Required work
Pick out each line of the records that includes the string "Test", and copy it.

Data tied to figure images:
>>>
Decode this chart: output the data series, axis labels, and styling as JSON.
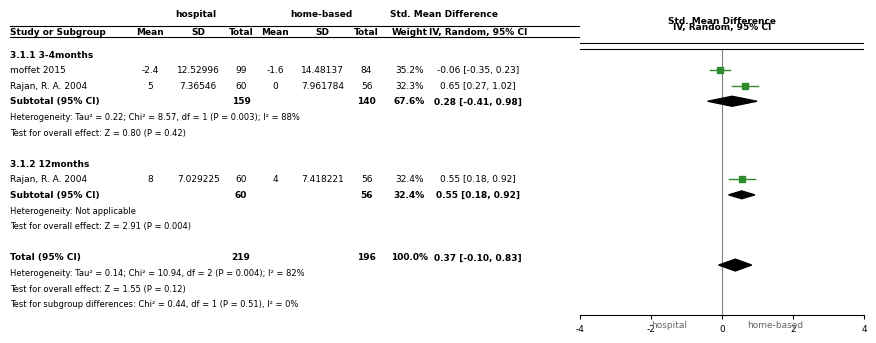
{
  "subgroup1_label": "3.1.1 3-4months",
  "studies1": [
    {
      "name": "moffet 2015",
      "hosp_mean": "-2.4",
      "hosp_sd": "12.52996",
      "hosp_total": "99",
      "home_mean": "-1.6",
      "home_sd": "14.48137",
      "home_total": "84",
      "weight": "35.2%",
      "ci_text": "-0.06 [-0.35, 0.23]",
      "smd": -0.06,
      "ci_low": -0.35,
      "ci_high": 0.23
    },
    {
      "name": "Rajan, R. A. 2004",
      "hosp_mean": "5",
      "hosp_sd": "7.36546",
      "hosp_total": "60",
      "home_mean": "0",
      "home_sd": "7.961784",
      "home_total": "56",
      "weight": "32.3%",
      "ci_text": "0.65 [0.27, 1.02]",
      "smd": 0.65,
      "ci_low": 0.27,
      "ci_high": 1.02
    }
  ],
  "subtotal1": {
    "hosp_total": "159",
    "home_total": "140",
    "weight": "67.6%",
    "ci_text": "0.28 [-0.41, 0.98]",
    "smd": 0.28,
    "ci_low": -0.41,
    "ci_high": 0.98
  },
  "hetero1": "Heterogeneity: Tau² = 0.22; Chi² = 8.57, df = 1 (P = 0.003); I² = 88%",
  "overall1": "Test for overall effect: Z = 0.80 (P = 0.42)",
  "subgroup2_label": "3.1.2 12months",
  "studies2": [
    {
      "name": "Rajan, R. A. 2004",
      "hosp_mean": "8",
      "hosp_sd": "7.029225",
      "hosp_total": "60",
      "home_mean": "4",
      "home_sd": "7.418221",
      "home_total": "56",
      "weight": "32.4%",
      "ci_text": "0.55 [0.18, 0.92]",
      "smd": 0.55,
      "ci_low": 0.18,
      "ci_high": 0.92
    }
  ],
  "subtotal2": {
    "hosp_total": "60",
    "home_total": "56",
    "weight": "32.4%",
    "ci_text": "0.55 [0.18, 0.92]",
    "smd": 0.55,
    "ci_low": 0.18,
    "ci_high": 0.92
  },
  "hetero2": "Heterogeneity: Not applicable",
  "overall2": "Test for overall effect: Z = 2.91 (P = 0.004)",
  "total": {
    "hosp_total": "219",
    "home_total": "196",
    "weight": "100.0%",
    "ci_text": "0.37 [-0.10, 0.83]",
    "smd": 0.37,
    "ci_low": -0.1,
    "ci_high": 0.83
  },
  "hetero_total": "Heterogeneity: Tau² = 0.14; Chi² = 10.94, df = 2 (P = 0.004); I² = 82%",
  "overall_total": "Test for overall effect: Z = 1.55 (P = 0.12)",
  "subgroup_diff": "Test for subgroup differences: Chi² = 0.44, df = 1 (P = 0.51), I² = 0%",
  "plot_xlim": [
    -4,
    4
  ],
  "plot_xticks": [
    -4,
    -2,
    0,
    2,
    4
  ],
  "xlabel_left": "hospital",
  "xlabel_right": "home-based",
  "study_color": "#2e8b2e",
  "subtotal_color": "#000000",
  "total_color": "#000000",
  "bg_color": "#ffffff"
}
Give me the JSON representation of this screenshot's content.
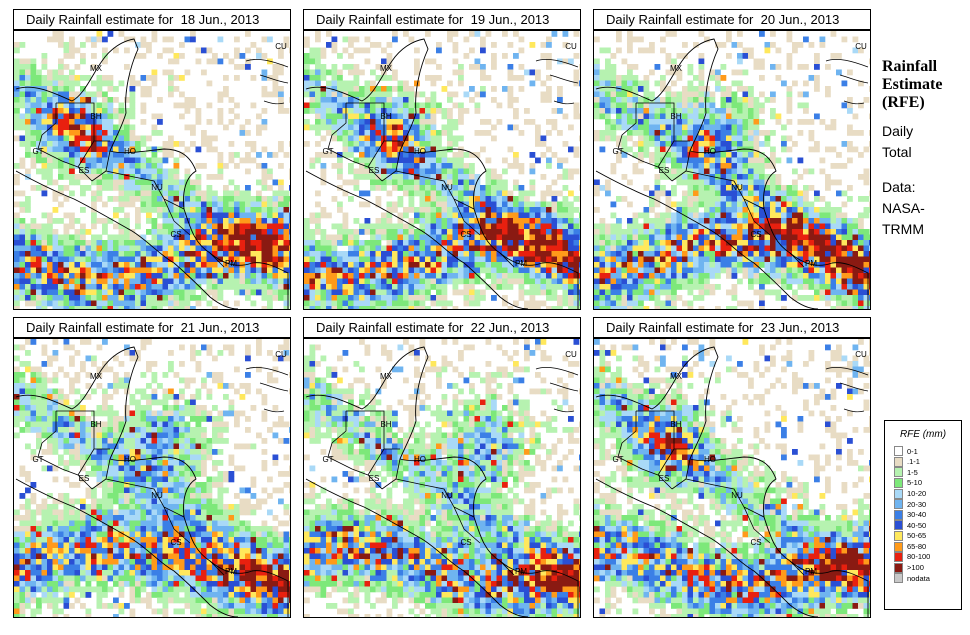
{
  "panels": [
    {
      "title": "Daily Rainfall estimate for  18 Jun., 2013"
    },
    {
      "title": "Daily Rainfall estimate for  19 Jun., 2013"
    },
    {
      "title": "Daily Rainfall estimate for  20 Jun., 2013"
    },
    {
      "title": "Daily Rainfall estimate for  21 Jun., 2013"
    },
    {
      "title": "Daily Rainfall estimate for  22 Jun., 2013"
    },
    {
      "title": "Daily Rainfall estimate for  23 Jun., 2013"
    }
  ],
  "country_labels": [
    "MX",
    "BH",
    "GT",
    "HO",
    "ES",
    "NU",
    "CS",
    "PM",
    "CU"
  ],
  "side": {
    "title_line1": "Rainfall",
    "title_line2": "Estimate",
    "title_line3": "(RFE)",
    "line1": "Daily",
    "line2": "Total",
    "line3": "Data:",
    "line4": "NASA-",
    "line5": "TRMM"
  },
  "legend": {
    "title": "RFE (mm)",
    "items": [
      {
        "label": "0-1",
        "color": "#ffffff"
      },
      {
        "label": ".1-1",
        "color": "#e8dcc4"
      },
      {
        "label": "1-5",
        "color": "#b6f2b0"
      },
      {
        "label": "5-10",
        "color": "#7de87a"
      },
      {
        "label": "10-20",
        "color": "#a9d9f7"
      },
      {
        "label": "20-30",
        "color": "#6fb4f0"
      },
      {
        "label": "30-40",
        "color": "#3b7fe6"
      },
      {
        "label": "40-50",
        "color": "#2a4fd4"
      },
      {
        "label": "50-65",
        "color": "#ffe85c"
      },
      {
        "label": "65-80",
        "color": "#ff9a1a"
      },
      {
        "label": "80-100",
        "color": "#e8200f"
      },
      {
        "label": ">100",
        "color": "#8a1a12"
      },
      {
        "label": "nodata",
        "color": "#c8c8c8"
      }
    ]
  }
}
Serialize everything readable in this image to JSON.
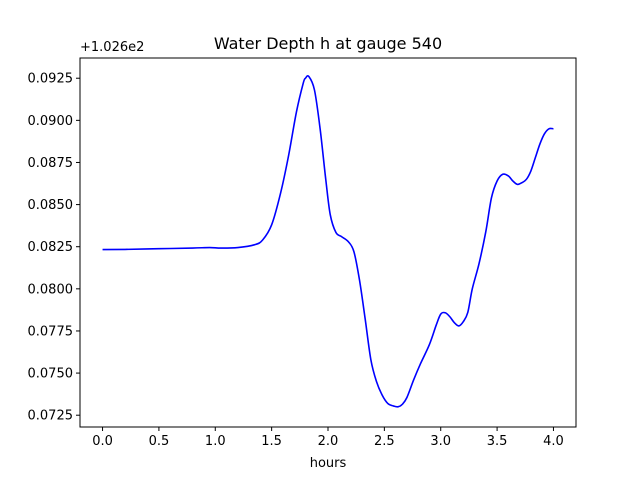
{
  "chart_data": {
    "type": "line",
    "title": "Water Depth h at gauge 540",
    "xlabel": "hours",
    "ylabel": "",
    "y_offset_label": "+1.026e2",
    "y_offset": 102.6,
    "xlim": [
      -0.2,
      4.2
    ],
    "ylim": [
      0.0718,
      0.0937
    ],
    "xticks": [
      0.0,
      0.5,
      1.0,
      1.5,
      2.0,
      2.5,
      3.0,
      3.5,
      4.0
    ],
    "xtick_labels": [
      "0.0",
      "0.5",
      "1.0",
      "1.5",
      "2.0",
      "2.5",
      "3.0",
      "3.5",
      "4.0"
    ],
    "yticks": [
      0.0725,
      0.075,
      0.0775,
      0.08,
      0.0825,
      0.085,
      0.0875,
      0.09,
      0.0925
    ],
    "ytick_labels": [
      "0.0725",
      "0.0750",
      "0.0775",
      "0.0800",
      "0.0825",
      "0.0850",
      "0.0875",
      "0.0900",
      "0.0925"
    ],
    "grid": false,
    "series": [
      {
        "color": "#0000ff",
        "x": [
          0.0,
          0.2,
          0.5,
          0.8,
          0.95,
          1.05,
          1.2,
          1.35,
          1.42,
          1.5,
          1.58,
          1.65,
          1.72,
          1.78,
          1.8,
          1.83,
          1.88,
          1.93,
          1.98,
          2.02,
          2.07,
          2.12,
          2.18,
          2.23,
          2.28,
          2.33,
          2.38,
          2.43,
          2.48,
          2.53,
          2.58,
          2.62,
          2.66,
          2.7,
          2.76,
          2.82,
          2.9,
          2.96,
          3.0,
          3.04,
          3.08,
          3.12,
          3.16,
          3.2,
          3.24,
          3.28,
          3.34,
          3.4,
          3.45,
          3.5,
          3.55,
          3.6,
          3.64,
          3.68,
          3.72,
          3.76,
          3.8,
          3.84,
          3.88,
          3.92,
          3.96,
          4.0
        ],
        "y": [
          0.08233,
          0.08234,
          0.08238,
          0.08242,
          0.08245,
          0.08242,
          0.08245,
          0.08262,
          0.0829,
          0.0838,
          0.0857,
          0.0879,
          0.0905,
          0.0922,
          0.0925,
          0.0926,
          0.0918,
          0.0895,
          0.0865,
          0.0844,
          0.08335,
          0.0831,
          0.0828,
          0.0822,
          0.0805,
          0.0782,
          0.0758,
          0.0745,
          0.0737,
          0.0732,
          0.07305,
          0.073,
          0.07315,
          0.07355,
          0.0746,
          0.07555,
          0.0767,
          0.07785,
          0.0785,
          0.07858,
          0.07835,
          0.078,
          0.0778,
          0.07805,
          0.0786,
          0.08,
          0.0815,
          0.0834,
          0.0854,
          0.0864,
          0.0868,
          0.0867,
          0.0864,
          0.0862,
          0.0863,
          0.0865,
          0.087,
          0.0878,
          0.0886,
          0.0892,
          0.0895,
          0.0895
        ]
      }
    ]
  }
}
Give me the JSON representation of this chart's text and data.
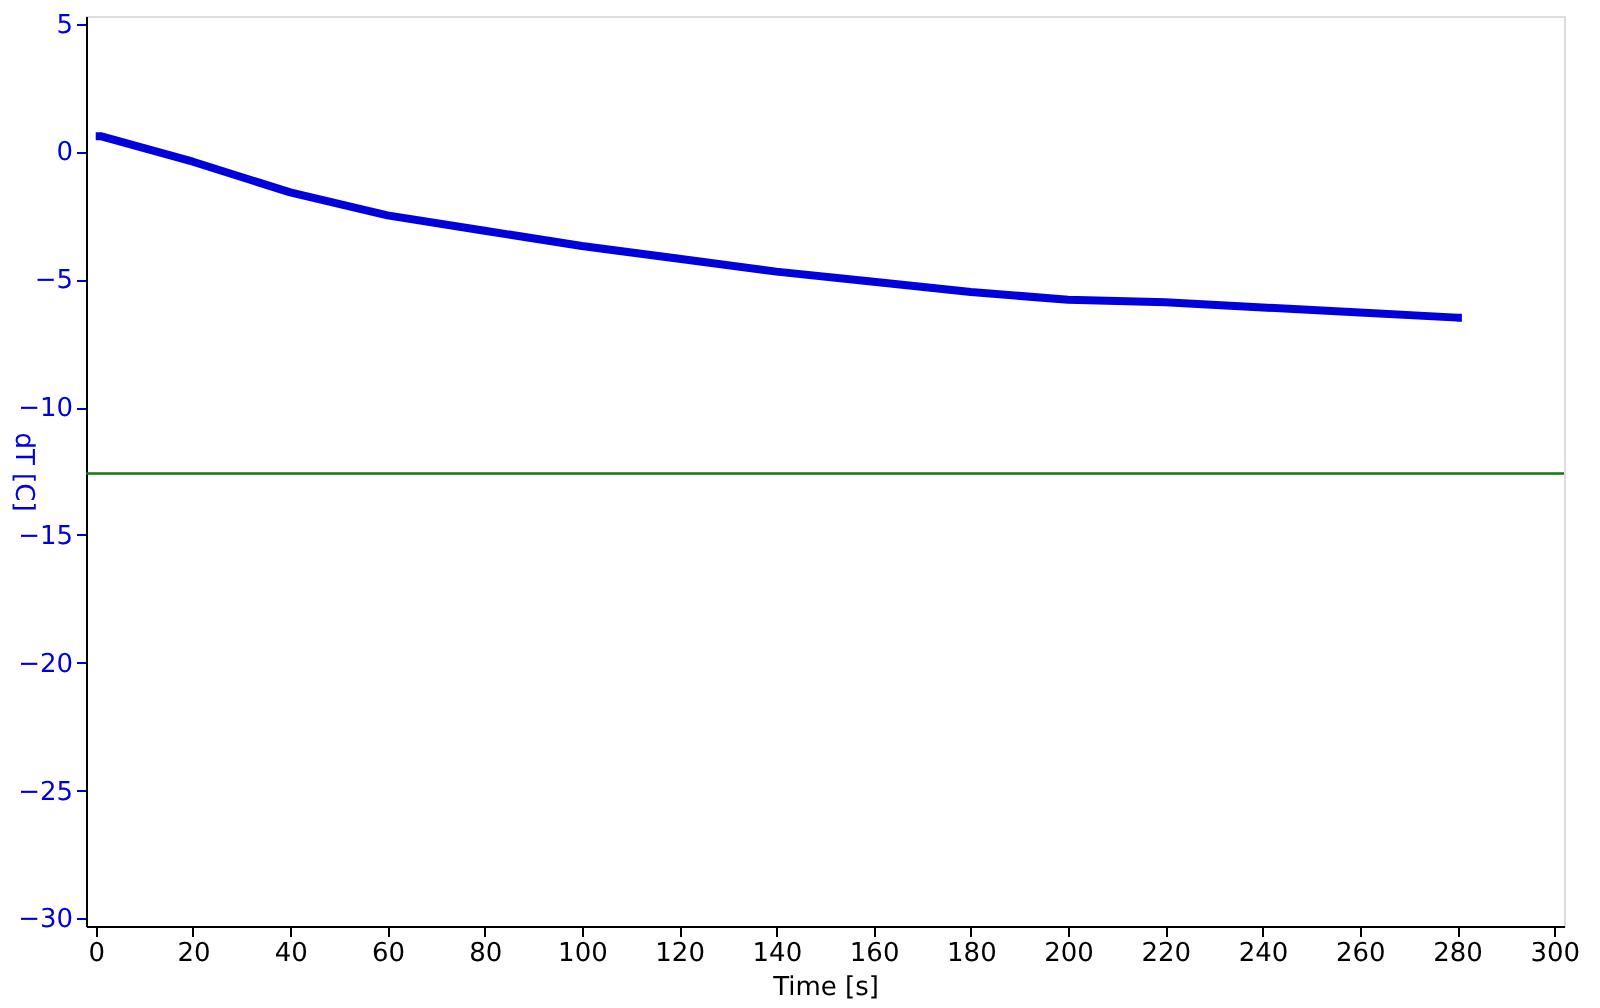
<<<
Solution to the exercise
  "overall1": "Test for overall effect: Z = 0.80 (P = 0.42)",
  "overall2": "Test for overall effect: Z = 2.91 (P = 0.004)",
  "overall_total": "Test for overall effect: Z = 1.55 (P = 0.12)",
  "subgroup_diff": "Test for subgroup differences: Chi² = 0.44, df = 1 (P = 0.51), I² = 0%",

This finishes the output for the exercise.